What to do
Pull out every line in the data that has the string "this" in it.

Records to use
══════════════════════════════
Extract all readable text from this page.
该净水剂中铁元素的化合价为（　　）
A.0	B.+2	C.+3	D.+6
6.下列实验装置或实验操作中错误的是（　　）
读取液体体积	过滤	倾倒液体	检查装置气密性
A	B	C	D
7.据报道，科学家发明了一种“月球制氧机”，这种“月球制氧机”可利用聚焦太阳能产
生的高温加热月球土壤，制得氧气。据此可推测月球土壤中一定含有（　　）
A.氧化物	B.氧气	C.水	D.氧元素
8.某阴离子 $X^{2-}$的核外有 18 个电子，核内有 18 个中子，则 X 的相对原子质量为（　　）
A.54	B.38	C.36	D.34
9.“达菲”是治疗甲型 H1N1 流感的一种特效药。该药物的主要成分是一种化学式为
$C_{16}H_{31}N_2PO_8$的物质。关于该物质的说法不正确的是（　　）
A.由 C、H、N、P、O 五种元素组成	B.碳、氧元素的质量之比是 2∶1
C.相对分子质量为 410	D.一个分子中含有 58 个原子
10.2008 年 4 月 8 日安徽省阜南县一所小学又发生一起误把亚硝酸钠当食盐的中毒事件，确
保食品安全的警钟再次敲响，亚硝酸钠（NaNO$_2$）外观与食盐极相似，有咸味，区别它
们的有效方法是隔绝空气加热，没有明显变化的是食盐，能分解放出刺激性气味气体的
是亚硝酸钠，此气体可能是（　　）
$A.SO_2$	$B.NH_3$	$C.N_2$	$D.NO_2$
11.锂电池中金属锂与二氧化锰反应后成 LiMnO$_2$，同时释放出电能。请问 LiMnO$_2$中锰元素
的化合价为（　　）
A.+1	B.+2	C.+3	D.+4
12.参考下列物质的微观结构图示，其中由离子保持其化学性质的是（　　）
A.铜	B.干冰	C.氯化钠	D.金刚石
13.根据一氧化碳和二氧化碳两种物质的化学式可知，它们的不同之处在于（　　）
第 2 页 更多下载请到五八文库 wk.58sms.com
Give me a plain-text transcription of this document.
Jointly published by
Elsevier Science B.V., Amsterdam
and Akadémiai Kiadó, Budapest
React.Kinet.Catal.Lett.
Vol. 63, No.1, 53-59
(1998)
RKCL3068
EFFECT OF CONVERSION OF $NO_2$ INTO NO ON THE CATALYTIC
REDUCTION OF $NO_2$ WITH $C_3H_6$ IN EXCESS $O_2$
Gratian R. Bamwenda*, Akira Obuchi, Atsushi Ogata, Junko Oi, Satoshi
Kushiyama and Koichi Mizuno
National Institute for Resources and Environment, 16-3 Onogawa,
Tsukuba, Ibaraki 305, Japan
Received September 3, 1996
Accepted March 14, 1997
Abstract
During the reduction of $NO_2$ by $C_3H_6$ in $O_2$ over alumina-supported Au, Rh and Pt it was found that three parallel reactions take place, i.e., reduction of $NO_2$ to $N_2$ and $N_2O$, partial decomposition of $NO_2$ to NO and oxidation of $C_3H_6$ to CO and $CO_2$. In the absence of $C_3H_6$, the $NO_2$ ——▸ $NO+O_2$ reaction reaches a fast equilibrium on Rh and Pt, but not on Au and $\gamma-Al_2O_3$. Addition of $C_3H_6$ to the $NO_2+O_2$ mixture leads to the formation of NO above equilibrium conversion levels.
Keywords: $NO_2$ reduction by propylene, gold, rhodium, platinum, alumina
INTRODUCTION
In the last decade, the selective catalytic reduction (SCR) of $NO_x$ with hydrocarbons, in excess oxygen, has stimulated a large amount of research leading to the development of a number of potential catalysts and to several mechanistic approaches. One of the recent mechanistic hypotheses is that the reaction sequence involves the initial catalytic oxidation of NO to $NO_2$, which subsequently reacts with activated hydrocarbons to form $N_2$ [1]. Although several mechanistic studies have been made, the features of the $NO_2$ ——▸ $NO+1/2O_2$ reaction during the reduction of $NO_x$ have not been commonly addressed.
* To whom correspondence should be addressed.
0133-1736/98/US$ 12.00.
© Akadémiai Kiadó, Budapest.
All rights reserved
══════════════════════════════
Final result
Extract all readable text from this page.
Give me a plain-text transcription of this document.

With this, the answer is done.